Each line that follows should be printed again exactly as it stands.

**INFORMATION SHOWN**:
- - - - -
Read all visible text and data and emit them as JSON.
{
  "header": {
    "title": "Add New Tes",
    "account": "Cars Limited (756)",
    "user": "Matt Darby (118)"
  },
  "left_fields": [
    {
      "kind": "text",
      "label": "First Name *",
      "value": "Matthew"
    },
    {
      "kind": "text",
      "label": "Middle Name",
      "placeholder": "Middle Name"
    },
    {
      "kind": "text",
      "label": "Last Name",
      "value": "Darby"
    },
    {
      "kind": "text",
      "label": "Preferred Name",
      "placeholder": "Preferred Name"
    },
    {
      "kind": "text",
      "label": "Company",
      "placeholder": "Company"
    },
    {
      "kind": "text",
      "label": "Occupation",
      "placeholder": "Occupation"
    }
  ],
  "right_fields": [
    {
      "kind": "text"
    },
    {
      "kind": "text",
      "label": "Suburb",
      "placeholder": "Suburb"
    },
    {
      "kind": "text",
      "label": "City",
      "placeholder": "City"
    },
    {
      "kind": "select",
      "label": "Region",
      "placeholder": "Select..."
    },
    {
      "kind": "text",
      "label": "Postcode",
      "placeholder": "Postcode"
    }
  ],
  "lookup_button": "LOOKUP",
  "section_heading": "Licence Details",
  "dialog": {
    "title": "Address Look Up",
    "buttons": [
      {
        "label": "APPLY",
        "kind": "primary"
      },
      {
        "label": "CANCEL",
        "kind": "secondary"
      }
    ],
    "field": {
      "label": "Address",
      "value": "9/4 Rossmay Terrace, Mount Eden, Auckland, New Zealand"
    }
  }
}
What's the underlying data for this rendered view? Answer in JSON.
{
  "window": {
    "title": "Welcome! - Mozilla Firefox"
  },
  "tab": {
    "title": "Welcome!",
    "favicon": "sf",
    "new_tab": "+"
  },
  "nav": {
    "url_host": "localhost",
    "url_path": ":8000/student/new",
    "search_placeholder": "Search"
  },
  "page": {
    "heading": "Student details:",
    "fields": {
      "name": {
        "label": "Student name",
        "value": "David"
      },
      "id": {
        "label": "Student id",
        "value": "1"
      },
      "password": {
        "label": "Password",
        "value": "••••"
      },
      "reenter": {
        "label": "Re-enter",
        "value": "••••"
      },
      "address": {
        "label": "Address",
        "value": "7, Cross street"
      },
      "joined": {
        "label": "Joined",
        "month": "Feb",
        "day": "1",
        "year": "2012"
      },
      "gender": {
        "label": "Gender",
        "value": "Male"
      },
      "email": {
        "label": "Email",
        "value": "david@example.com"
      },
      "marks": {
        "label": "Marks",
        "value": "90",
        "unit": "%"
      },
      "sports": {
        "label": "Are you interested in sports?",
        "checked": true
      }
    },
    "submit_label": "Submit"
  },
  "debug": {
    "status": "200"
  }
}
- - - - -
**SOLUTION**:
Read all visible text and data and emit them as JSON.
{
  "header": {
    "title": "Add New Tes",
    "account": "Cars Limited (756)",
    "user": "Matt Darby (118)"
  },
  "left_fields": [
    {
      "kind": "text",
      "label": "First Name *",
      "value": "Matthew"
    },
    {
      "kind": "text",
      "label": "Middle Name",
      "placeholder": "Middle Name"
    },
    {
      "kind": "text",
      "label": "Last Name",
      "value": "Darby"
    },
    {
      "kind": "text",
      "label": "Preferred Name",
      "placeholder": "Preferred Name"
    },
    {
      "kind": "text",
      "label": "Company",
      "placeholder": "Company"
    },
    {
      "kind": "text",
      "label": "Occupation",
      "placeholder": "Occupation"
    }
  ],
  "right_fields": [
    {
      "kind": "text"
    },
    {
      "kind": "text",
      "label": "Suburb",
      "placeholder": "Suburb"
    },
    {
      "kind": "text",
      "label": "City",
      "placeholder": "City"
    },
    {
      "kind": "select",
      "label": "Region",
      "placeholder": "Select..."
    },
    {
      "kind": "text",
      "label": "Postcode",
      "placeholder": "Postcode"
    }
  ],
  "lookup_button": "LOOKUP",
  "section_heading": "Licence Details",
  "dialog": {
    "title": "Address Look Up",
    "buttons": [
      {
        "label": "APPLY",
        "kind": "primary"
      },
      {
        "label": "CANCEL",
        "kind": "secondary"
      }
    ],
    "field": {
      "label": "Address",
      "value": "9/4 Rossmay Terrace, Mount Eden, Auckland, New Zealand"
    }
  }
}
What's the underlying data for this rendered view? Answer in JSON.
{
  "window": {
    "title": "Welcome! - Mozilla Firefox"
  },
  "tab": {
    "title": "Welcome!",
    "favicon": "sf",
    "new_tab": "+"
  },
  "nav": {
    "url_host": "localhost",
    "url_path": ":8000/student/new",
    "search_placeholder": "Search"
  },
  "page": {
    "heading": "Student details:",
    "fields": {
      "name": {
        "label": "Student name",
        "value": "David"
      },
      "id": {
        "label": "Student id",
        "value": "1"
      },
      "password": {
        "label": "Password",
        "value": "••••"
      },
      "reenter": {
        "label": "Re-enter",
        "value": "••••"
      },
      "address": {
        "label": "Address",
        "value": "7, Cross street"
      },
      "joined": {
        "label": "Joined",
        "month": "Feb",
        "day": "1",
        "year": "2012"
      },
      "gender": {
        "label": "Gender",
        "value": "Male"
      },
      "email": {
        "label": "Email",
        "value": "david@example.com"
      },
      "marks": {
        "label": "Marks",
        "value": "90",
        "unit": "%"
      },
      "sports": {
        "label": "Are you interested in sports?",
        "checked": true
      }
    },
    "submit_label": "Submit"
  },
  "debug": {
    "status": "200"
  }
}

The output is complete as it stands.